------ Extracted material

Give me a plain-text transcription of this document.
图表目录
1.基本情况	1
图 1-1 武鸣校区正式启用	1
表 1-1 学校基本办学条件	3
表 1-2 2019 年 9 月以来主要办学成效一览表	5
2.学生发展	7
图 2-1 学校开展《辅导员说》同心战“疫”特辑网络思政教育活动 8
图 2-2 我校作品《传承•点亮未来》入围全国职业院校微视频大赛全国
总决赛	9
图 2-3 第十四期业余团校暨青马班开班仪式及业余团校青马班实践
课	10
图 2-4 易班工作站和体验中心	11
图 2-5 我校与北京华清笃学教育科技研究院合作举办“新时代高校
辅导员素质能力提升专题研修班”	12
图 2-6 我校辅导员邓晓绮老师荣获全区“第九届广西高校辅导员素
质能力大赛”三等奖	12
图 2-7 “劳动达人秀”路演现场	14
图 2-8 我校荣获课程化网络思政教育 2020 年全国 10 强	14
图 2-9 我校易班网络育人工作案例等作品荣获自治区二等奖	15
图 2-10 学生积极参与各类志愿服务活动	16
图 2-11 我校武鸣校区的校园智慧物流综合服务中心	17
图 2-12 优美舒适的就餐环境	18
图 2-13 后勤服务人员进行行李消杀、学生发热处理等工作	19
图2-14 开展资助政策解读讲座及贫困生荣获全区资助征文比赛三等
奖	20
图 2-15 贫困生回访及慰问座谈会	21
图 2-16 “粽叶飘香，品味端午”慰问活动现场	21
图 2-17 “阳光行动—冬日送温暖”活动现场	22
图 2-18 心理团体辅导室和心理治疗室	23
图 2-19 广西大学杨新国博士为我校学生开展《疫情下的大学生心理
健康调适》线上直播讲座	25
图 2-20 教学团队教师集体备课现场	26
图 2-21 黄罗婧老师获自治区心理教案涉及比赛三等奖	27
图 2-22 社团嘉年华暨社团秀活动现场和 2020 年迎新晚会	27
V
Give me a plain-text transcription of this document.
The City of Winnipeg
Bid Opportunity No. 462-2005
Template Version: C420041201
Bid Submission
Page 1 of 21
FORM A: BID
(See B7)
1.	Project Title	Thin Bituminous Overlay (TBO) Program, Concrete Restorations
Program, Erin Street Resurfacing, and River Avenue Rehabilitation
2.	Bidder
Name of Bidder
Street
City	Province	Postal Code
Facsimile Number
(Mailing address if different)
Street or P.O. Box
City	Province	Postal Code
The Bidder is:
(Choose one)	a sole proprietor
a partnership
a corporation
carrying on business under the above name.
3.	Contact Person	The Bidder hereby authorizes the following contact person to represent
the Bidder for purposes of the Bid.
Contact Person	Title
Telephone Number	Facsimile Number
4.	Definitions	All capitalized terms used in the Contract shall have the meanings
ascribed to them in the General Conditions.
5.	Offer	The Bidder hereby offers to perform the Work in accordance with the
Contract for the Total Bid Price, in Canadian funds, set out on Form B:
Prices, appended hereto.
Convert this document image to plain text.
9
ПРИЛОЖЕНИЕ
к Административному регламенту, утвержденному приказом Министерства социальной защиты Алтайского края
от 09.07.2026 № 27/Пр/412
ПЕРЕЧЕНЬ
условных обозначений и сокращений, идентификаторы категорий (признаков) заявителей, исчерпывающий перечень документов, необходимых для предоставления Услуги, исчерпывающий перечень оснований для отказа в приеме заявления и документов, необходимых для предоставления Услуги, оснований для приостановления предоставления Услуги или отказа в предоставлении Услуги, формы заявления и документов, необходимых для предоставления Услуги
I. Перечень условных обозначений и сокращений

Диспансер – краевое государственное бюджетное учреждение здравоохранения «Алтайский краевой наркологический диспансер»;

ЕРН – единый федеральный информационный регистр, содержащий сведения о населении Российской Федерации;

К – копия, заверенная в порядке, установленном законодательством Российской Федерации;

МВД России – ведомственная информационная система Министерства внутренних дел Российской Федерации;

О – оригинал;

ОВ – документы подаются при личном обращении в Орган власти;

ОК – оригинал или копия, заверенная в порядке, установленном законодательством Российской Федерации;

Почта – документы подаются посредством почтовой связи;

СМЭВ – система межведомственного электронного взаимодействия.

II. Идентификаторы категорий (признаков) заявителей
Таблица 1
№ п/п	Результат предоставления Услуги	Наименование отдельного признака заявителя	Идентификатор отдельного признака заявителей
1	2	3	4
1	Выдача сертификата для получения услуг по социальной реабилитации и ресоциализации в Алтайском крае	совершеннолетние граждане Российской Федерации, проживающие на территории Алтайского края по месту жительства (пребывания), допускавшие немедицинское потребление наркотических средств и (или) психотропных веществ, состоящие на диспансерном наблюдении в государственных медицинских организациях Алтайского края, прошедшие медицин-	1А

------------

--- Goal of the exercise ---
Every line containing the string "Министерства" must be listed.

--- Output below ---
к Административному регламенту, утвержденному приказом Министерства социальной защиты Алтайского края
МВД России – ведомственная информационная система Министерства внутренних дел Российской Федерации;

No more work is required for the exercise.